Go through the lines below and copy each one that holds the string "单位产品台时定额".

________________________________________

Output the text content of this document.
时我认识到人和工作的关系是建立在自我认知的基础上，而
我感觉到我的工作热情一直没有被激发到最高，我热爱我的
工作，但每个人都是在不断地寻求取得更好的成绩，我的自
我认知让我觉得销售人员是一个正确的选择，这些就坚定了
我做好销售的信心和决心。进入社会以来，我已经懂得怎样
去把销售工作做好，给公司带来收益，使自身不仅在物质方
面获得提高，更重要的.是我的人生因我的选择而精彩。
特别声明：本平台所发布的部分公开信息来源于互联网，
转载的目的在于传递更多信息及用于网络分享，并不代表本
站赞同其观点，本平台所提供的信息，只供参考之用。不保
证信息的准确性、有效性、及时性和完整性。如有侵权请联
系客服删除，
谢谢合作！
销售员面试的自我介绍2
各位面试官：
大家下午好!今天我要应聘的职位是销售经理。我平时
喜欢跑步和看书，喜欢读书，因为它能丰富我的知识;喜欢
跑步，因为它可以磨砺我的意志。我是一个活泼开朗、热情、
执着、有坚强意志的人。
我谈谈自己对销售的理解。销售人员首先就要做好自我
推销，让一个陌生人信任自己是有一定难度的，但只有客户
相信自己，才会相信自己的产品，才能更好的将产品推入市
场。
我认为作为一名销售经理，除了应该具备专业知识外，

________________________________________

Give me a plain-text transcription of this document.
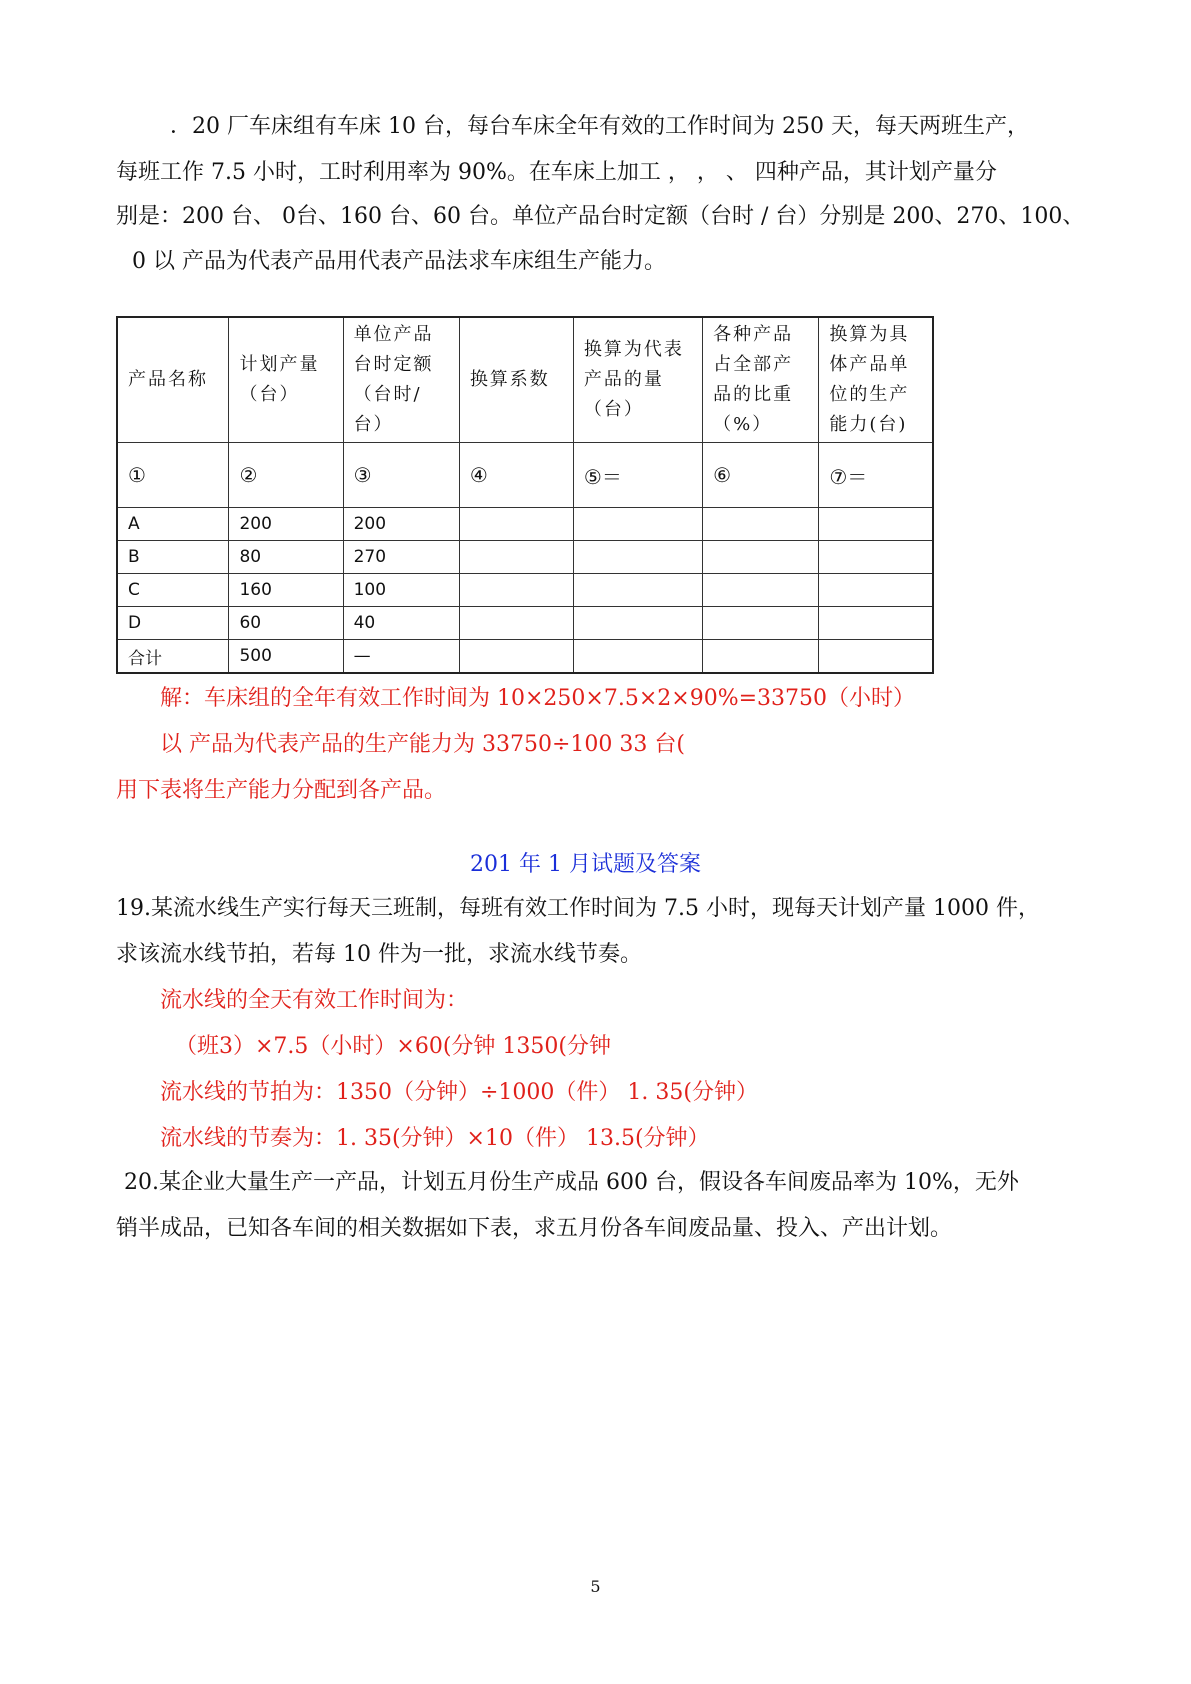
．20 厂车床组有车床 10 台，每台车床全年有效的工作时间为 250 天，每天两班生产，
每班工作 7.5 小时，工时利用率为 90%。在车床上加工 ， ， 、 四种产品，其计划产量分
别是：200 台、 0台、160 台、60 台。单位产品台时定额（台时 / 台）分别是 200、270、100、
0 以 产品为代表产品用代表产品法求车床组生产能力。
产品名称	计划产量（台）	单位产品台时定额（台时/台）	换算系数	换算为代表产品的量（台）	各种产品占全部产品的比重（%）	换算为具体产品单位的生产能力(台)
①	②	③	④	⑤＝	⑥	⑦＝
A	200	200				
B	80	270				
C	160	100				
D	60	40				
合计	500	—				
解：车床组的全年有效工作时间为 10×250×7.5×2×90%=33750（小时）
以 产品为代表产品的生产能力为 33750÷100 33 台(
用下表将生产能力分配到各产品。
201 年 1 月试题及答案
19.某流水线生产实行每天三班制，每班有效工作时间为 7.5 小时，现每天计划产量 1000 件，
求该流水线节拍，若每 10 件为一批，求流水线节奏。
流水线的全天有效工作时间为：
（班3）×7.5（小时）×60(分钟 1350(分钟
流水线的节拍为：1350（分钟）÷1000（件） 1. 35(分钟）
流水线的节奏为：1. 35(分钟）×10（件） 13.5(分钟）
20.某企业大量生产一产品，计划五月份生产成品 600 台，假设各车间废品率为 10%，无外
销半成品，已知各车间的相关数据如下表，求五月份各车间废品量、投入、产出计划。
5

________________________________________

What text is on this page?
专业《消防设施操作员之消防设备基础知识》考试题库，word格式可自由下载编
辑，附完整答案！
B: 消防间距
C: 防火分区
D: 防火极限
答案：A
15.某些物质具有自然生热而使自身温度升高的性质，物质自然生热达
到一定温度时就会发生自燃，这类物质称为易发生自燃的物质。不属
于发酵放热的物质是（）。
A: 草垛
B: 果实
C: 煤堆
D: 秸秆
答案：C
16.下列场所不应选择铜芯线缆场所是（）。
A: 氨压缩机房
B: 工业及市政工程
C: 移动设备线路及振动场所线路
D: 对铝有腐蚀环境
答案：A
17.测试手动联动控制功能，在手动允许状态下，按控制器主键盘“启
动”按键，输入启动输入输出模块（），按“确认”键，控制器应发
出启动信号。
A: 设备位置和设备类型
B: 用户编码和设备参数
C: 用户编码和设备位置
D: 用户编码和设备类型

________________________________________

- _Task answer_
别是：200 台、 0台、160 台、60 台。单位产品台时定额（台时 / 台）分别是 200、270、100、
产品名称	计划产量（台）	单位产品台时定额（台时/台）	换算系数	换算为代表产品的量（台）	各种产品占全部产品的比重（%）	换算为具体产品单位的生产能力(台)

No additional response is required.